(Dataset items)
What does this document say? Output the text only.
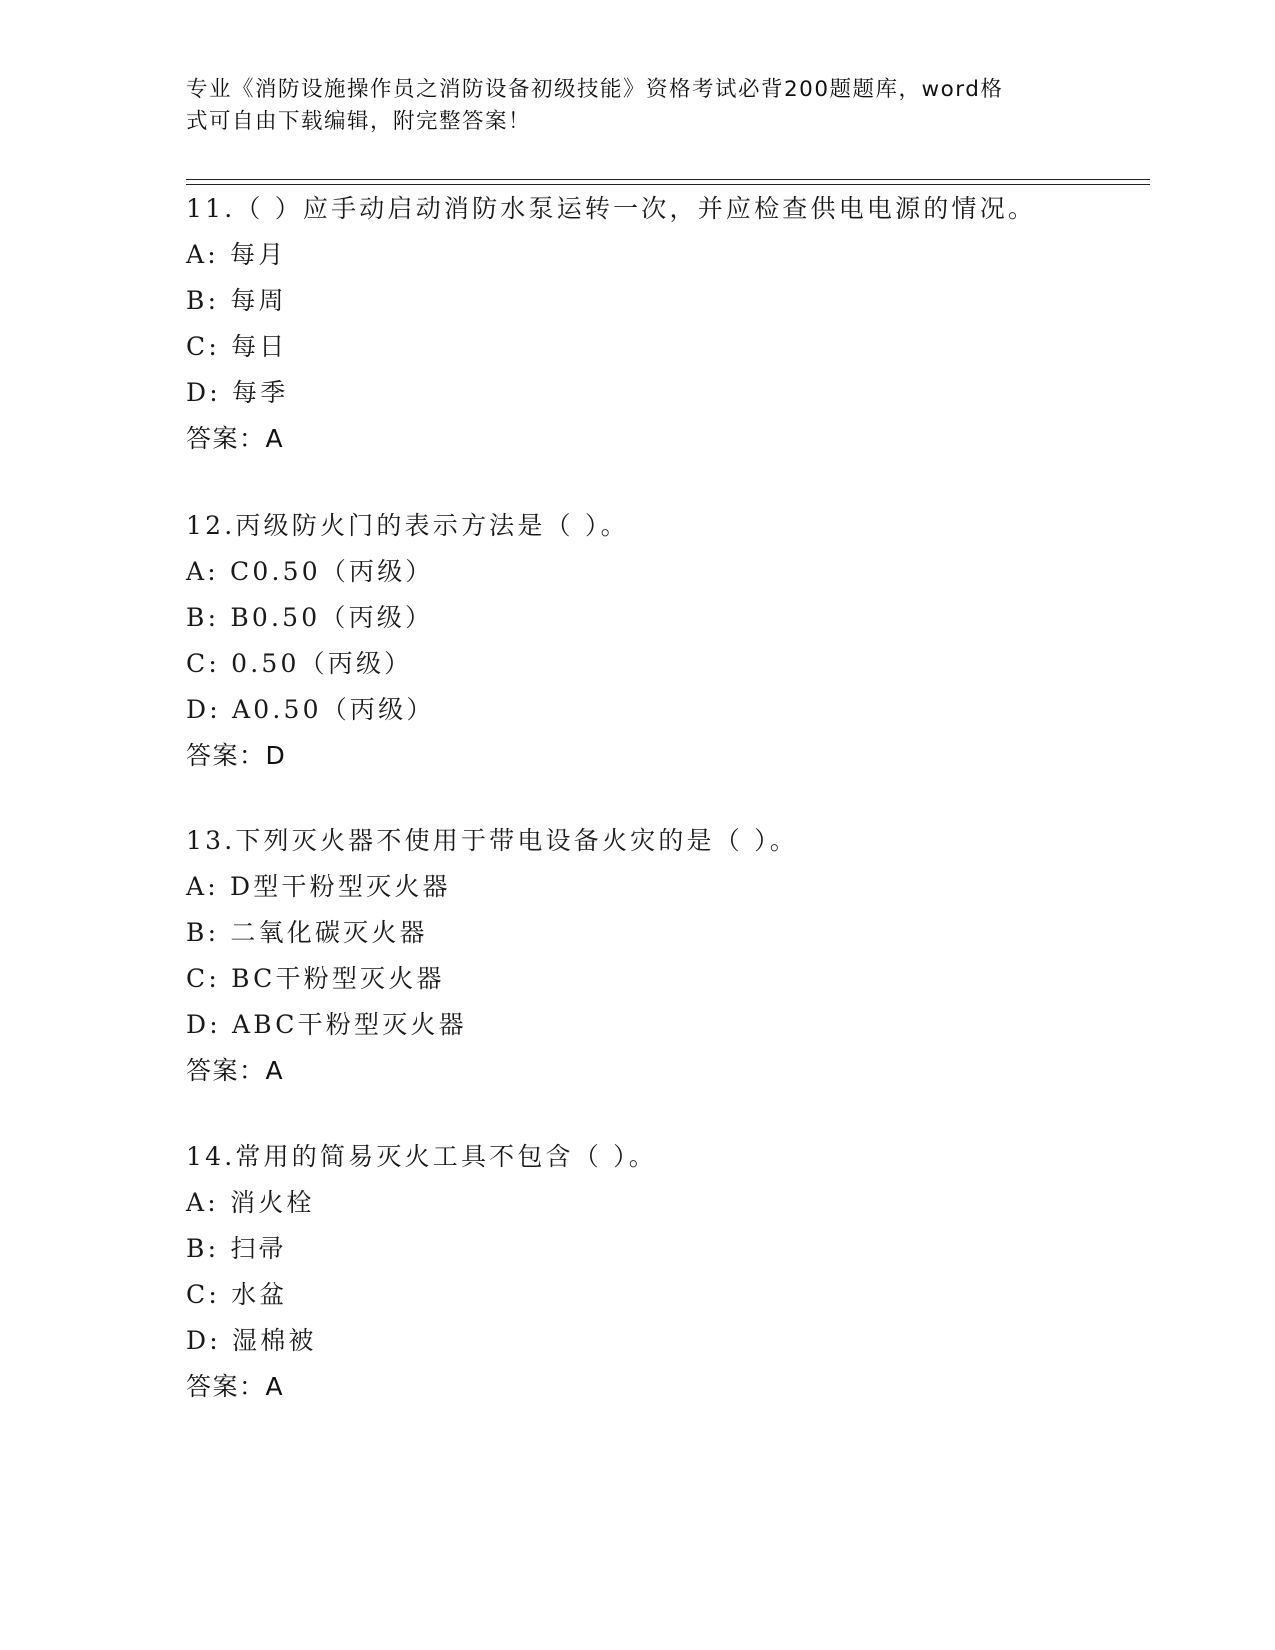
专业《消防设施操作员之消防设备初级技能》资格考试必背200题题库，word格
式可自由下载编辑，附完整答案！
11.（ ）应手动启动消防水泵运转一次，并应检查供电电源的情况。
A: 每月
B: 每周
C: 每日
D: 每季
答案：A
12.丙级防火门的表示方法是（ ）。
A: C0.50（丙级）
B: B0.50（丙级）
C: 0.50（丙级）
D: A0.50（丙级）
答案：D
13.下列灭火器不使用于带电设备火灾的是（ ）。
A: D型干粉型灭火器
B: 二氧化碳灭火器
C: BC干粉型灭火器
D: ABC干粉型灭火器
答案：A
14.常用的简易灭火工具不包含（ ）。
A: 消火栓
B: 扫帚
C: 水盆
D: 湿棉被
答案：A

→ **WHAT TO PRODUCE**: Omitting all images, print the listing exactly.

→ **RESPONSE TO THE TASK**:
What does this document say? Output the text only.
专业《消防设施操作员之消防设备初级技能》资格考试必背200题题库，word格
式可自由下载编辑，附完整答案！
11.（ ）应手动启动消防水泵运转一次，并应检查供电电源的情况。
A: 每月
B: 每周
C: 每日
D: 每季
答案：A
12.丙级防火门的表示方法是（ ）。
A: C0.50（丙级）
B: B0.50（丙级）
C: 0.50（丙级）
D: A0.50（丙级）
答案：D
13.下列灭火器不使用于带电设备火灾的是（ ）。
A: D型干粉型灭火器
B: 二氧化碳灭火器
C: BC干粉型灭火器
D: ABC干粉型灭火器
答案：A
14.常用的简易灭火工具不包含（ ）。
A: 消火栓
B: 扫帚
C: 水盆
D: 湿棉被
答案：A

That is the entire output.